>> START

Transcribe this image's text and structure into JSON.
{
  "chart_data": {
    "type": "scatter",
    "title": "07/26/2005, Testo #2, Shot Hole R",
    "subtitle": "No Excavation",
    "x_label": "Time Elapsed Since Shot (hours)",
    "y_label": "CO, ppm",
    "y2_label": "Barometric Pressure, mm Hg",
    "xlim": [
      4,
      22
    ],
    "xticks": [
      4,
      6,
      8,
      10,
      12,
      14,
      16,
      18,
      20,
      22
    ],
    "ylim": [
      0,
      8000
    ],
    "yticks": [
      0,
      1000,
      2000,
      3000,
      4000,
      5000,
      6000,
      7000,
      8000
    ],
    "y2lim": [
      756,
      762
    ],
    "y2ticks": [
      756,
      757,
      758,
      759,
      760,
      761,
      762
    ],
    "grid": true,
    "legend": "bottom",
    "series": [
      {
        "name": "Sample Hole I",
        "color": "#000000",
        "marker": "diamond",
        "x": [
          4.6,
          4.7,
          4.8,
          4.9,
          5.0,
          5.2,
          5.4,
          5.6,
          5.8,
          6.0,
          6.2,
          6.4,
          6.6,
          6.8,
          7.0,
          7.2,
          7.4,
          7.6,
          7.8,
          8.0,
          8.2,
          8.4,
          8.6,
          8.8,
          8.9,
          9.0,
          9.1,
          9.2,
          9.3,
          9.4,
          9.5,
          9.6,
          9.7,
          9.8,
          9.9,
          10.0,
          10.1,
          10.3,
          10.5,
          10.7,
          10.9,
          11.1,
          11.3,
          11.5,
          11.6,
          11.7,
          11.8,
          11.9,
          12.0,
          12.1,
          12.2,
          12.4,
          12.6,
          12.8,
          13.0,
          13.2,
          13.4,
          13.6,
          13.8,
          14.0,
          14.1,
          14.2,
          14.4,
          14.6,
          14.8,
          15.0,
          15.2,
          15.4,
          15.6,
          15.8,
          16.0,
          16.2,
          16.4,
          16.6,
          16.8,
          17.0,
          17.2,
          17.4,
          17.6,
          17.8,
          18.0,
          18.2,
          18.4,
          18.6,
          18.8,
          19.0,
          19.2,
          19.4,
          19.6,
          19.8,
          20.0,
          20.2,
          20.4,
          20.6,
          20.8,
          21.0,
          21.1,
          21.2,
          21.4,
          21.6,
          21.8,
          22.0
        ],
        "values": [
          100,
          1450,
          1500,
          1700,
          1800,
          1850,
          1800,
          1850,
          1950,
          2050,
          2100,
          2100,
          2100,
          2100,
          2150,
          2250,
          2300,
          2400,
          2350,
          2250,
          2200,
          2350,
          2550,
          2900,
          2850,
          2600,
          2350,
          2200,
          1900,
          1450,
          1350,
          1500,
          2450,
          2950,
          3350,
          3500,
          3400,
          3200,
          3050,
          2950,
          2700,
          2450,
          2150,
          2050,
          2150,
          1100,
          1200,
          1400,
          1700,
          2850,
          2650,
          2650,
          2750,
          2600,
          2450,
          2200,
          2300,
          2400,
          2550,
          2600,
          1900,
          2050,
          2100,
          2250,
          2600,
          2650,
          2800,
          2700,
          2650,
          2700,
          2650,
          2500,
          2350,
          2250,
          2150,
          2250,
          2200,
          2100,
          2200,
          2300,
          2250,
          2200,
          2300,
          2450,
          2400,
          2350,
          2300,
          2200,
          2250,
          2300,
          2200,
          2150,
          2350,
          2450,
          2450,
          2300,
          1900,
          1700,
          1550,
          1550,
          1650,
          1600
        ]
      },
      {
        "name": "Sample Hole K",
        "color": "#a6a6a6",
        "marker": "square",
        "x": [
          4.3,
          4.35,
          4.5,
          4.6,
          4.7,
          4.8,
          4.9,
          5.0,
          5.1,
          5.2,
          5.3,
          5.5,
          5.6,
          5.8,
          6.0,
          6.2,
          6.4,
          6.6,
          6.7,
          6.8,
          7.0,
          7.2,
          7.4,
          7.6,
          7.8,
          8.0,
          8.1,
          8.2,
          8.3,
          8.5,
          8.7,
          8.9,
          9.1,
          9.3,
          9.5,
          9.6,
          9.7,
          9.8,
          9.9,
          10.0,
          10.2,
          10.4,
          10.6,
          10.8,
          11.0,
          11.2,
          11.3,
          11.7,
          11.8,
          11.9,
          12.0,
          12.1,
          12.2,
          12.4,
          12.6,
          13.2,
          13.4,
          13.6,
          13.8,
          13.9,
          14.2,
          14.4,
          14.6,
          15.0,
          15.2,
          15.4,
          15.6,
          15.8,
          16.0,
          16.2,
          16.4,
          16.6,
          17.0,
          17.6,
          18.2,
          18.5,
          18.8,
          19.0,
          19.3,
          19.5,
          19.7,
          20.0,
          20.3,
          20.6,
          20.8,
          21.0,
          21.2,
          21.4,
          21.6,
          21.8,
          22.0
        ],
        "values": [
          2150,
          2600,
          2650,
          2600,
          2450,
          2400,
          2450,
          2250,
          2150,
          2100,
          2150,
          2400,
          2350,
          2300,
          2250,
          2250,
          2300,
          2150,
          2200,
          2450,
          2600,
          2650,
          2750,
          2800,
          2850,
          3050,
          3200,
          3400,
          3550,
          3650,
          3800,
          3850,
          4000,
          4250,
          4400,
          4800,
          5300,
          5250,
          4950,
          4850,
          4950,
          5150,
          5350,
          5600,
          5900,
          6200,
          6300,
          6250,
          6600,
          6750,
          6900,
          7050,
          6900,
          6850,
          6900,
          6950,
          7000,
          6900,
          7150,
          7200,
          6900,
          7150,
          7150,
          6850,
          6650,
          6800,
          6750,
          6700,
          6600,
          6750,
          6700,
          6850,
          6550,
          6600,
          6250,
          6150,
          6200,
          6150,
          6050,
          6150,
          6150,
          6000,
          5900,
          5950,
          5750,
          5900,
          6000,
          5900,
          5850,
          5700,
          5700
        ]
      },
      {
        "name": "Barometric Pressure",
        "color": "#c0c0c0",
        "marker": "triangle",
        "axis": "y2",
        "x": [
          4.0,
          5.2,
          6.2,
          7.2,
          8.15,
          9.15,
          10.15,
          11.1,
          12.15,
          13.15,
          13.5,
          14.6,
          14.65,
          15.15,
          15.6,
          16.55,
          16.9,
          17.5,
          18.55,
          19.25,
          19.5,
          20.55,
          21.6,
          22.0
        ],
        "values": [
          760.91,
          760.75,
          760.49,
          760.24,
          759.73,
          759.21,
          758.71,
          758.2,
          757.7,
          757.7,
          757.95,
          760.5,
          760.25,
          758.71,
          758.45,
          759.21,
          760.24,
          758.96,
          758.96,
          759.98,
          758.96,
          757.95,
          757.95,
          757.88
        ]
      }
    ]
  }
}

>> END

▸ To be done:
Copy out each record, keeping every word as it is.

▸ Exercise response:
Transcribe this image's text and structure into JSON.
{
  "chart_data": {
    "type": "scatter",
    "title": "07/26/2005, Testo #2, Shot Hole R",
    "subtitle": "No Excavation",
    "x_label": "Time Elapsed Since Shot (hours)",
    "y_label": "CO, ppm",
    "y2_label": "Barometric Pressure, mm Hg",
    "xlim": [
      4,
      22
    ],
    "xticks": [
      4,
      6,
      8,
      10,
      12,
      14,
      16,
      18,
      20,
      22
    ],
    "ylim": [
      0,
      8000
    ],
    "yticks": [
      0,
      1000,
      2000,
      3000,
      4000,
      5000,
      6000,
      7000,
      8000
    ],
    "y2lim": [
      756,
      762
    ],
    "y2ticks": [
      756,
      757,
      758,
      759,
      760,
      761,
      762
    ],
    "grid": true,
    "legend": "bottom",
    "series": [
      {
        "name": "Sample Hole I",
        "color": "#000000",
        "marker": "diamond",
        "x": [
          4.6,
          4.7,
          4.8,
          4.9,
          5.0,
          5.2,
          5.4,
          5.6,
          5.8,
          6.0,
          6.2,
          6.4,
          6.6,
          6.8,
          7.0,
          7.2,
          7.4,
          7.6,
          7.8,
          8.0,
          8.2,
          8.4,
          8.6,
          8.8,
          8.9,
          9.0,
          9.1,
          9.2,
          9.3,
          9.4,
          9.5,
          9.6,
          9.7,
          9.8,
          9.9,
          10.0,
          10.1,
          10.3,
          10.5,
          10.7,
          10.9,
          11.1,
          11.3,
          11.5,
          11.6,
          11.7,
          11.8,
          11.9,
          12.0,
          12.1,
          12.2,
          12.4,
          12.6,
          12.8,
          13.0,
          13.2,
          13.4,
          13.6,
          13.8,
          14.0,
          14.1,
          14.2,
          14.4,
          14.6,
          14.8,
          15.0,
          15.2,
          15.4,
          15.6,
          15.8,
          16.0,
          16.2,
          16.4,
          16.6,
          16.8,
          17.0,
          17.2,
          17.4,
          17.6,
          17.8,
          18.0,
          18.2,
          18.4,
          18.6,
          18.8,
          19.0,
          19.2,
          19.4,
          19.6,
          19.8,
          20.0,
          20.2,
          20.4,
          20.6,
          20.8,
          21.0,
          21.1,
          21.2,
          21.4,
          21.6,
          21.8,
          22.0
        ],
        "values": [
          100,
          1450,
          1500,
          1700,
          1800,
          1850,
          1800,
          1850,
          1950,
          2050,
          2100,
          2100,
          2100,
          2100,
          2150,
          2250,
          2300,
          2400,
          2350,
          2250,
          2200,
          2350,
          2550,
          2900,
          2850,
          2600,
          2350,
          2200,
          1900,
          1450,
          1350,
          1500,
          2450,
          2950,
          3350,
          3500,
          3400,
          3200,
          3050,
          2950,
          2700,
          2450,
          2150,
          2050,
          2150,
          1100,
          1200,
          1400,
          1700,
          2850,
          2650,
          2650,
          2750,
          2600,
          2450,
          2200,
          2300,
          2400,
          2550,
          2600,
          1900,
          2050,
          2100,
          2250,
          2600,
          2650,
          2800,
          2700,
          2650,
          2700,
          2650,
          2500,
          2350,
          2250,
          2150,
          2250,
          2200,
          2100,
          2200,
          2300,
          2250,
          2200,
          2300,
          2450,
          2400,
          2350,
          2300,
          2200,
          2250,
          2300,
          2200,
          2150,
          2350,
          2450,
          2450,
          2300,
          1900,
          1700,
          1550,
          1550,
          1650,
          1600
        ]
      },
      {
        "name": "Sample Hole K",
        "color": "#a6a6a6",
        "marker": "square",
        "x": [
          4.3,
          4.35,
          4.5,
          4.6,
          4.7,
          4.8,
          4.9,
          5.0,
          5.1,
          5.2,
          5.3,
          5.5,
          5.6,
          5.8,
          6.0,
          6.2,
          6.4,
          6.6,
          6.7,
          6.8,
          7.0,
          7.2,
          7.4,
          7.6,
          7.8,
          8.0,
          8.1,
          8.2,
          8.3,
          8.5,
          8.7,
          8.9,
          9.1,
          9.3,
          9.5,
          9.6,
          9.7,
          9.8,
          9.9,
          10.0,
          10.2,
          10.4,
          10.6,
          10.8,
          11.0,
          11.2,
          11.3,
          11.7,
          11.8,
          11.9,
          12.0,
          12.1,
          12.2,
          12.4,
          12.6,
          13.2,
          13.4,
          13.6,
          13.8,
          13.9,
          14.2,
          14.4,
          14.6,
          15.0,
          15.2,
          15.4,
          15.6,
          15.8,
          16.0,
          16.2,
          16.4,
          16.6,
          17.0,
          17.6,
          18.2,
          18.5,
          18.8,
          19.0,
          19.3,
          19.5,
          19.7,
          20.0,
          20.3,
          20.6,
          20.8,
          21.0,
          21.2,
          21.4,
          21.6,
          21.8,
          22.0
        ],
        "values": [
          2150,
          2600,
          2650,
          2600,
          2450,
          2400,
          2450,
          2250,
          2150,
          2100,
          2150,
          2400,
          2350,
          2300,
          2250,
          2250,
          2300,
          2150,
          2200,
          2450,
          2600,
          2650,
          2750,
          2800,
          2850,
          3050,
          3200,
          3400,
          3550,
          3650,
          3800,
          3850,
          4000,
          4250,
          4400,
          4800,
          5300,
          5250,
          4950,
          4850,
          4950,
          5150,
          5350,
          5600,
          5900,
          6200,
          6300,
          6250,
          6600,
          6750,
          6900,
          7050,
          6900,
          6850,
          6900,
          6950,
          7000,
          6900,
          7150,
          7200,
          6900,
          7150,
          7150,
          6850,
          6650,
          6800,
          6750,
          6700,
          6600,
          6750,
          6700,
          6850,
          6550,
          6600,
          6250,
          6150,
          6200,
          6150,
          6050,
          6150,
          6150,
          6000,
          5900,
          5950,
          5750,
          5900,
          6000,
          5900,
          5850,
          5700,
          5700
        ]
      },
      {
        "name": "Barometric Pressure",
        "color": "#c0c0c0",
        "marker": "triangle",
        "axis": "y2",
        "x": [
          4.0,
          5.2,
          6.2,
          7.2,
          8.15,
          9.15,
          10.15,
          11.1,
          12.15,
          13.15,
          13.5,
          14.6,
          14.65,
          15.15,
          15.6,
          16.55,
          16.9,
          17.5,
          18.55,
          19.25,
          19.5,
          20.55,
          21.6,
          22.0
        ],
        "values": [
          760.91,
          760.75,
          760.49,
          760.24,
          759.73,
          759.21,
          758.71,
          758.2,
          757.7,
          757.7,
          757.95,
          760.5,
          760.25,
          758.71,
          758.45,
          759.21,
          760.24,
          758.96,
          758.96,
          759.98,
          758.96,
          757.95,
          757.95,
          757.88
        ]
      }
    ]
  }
}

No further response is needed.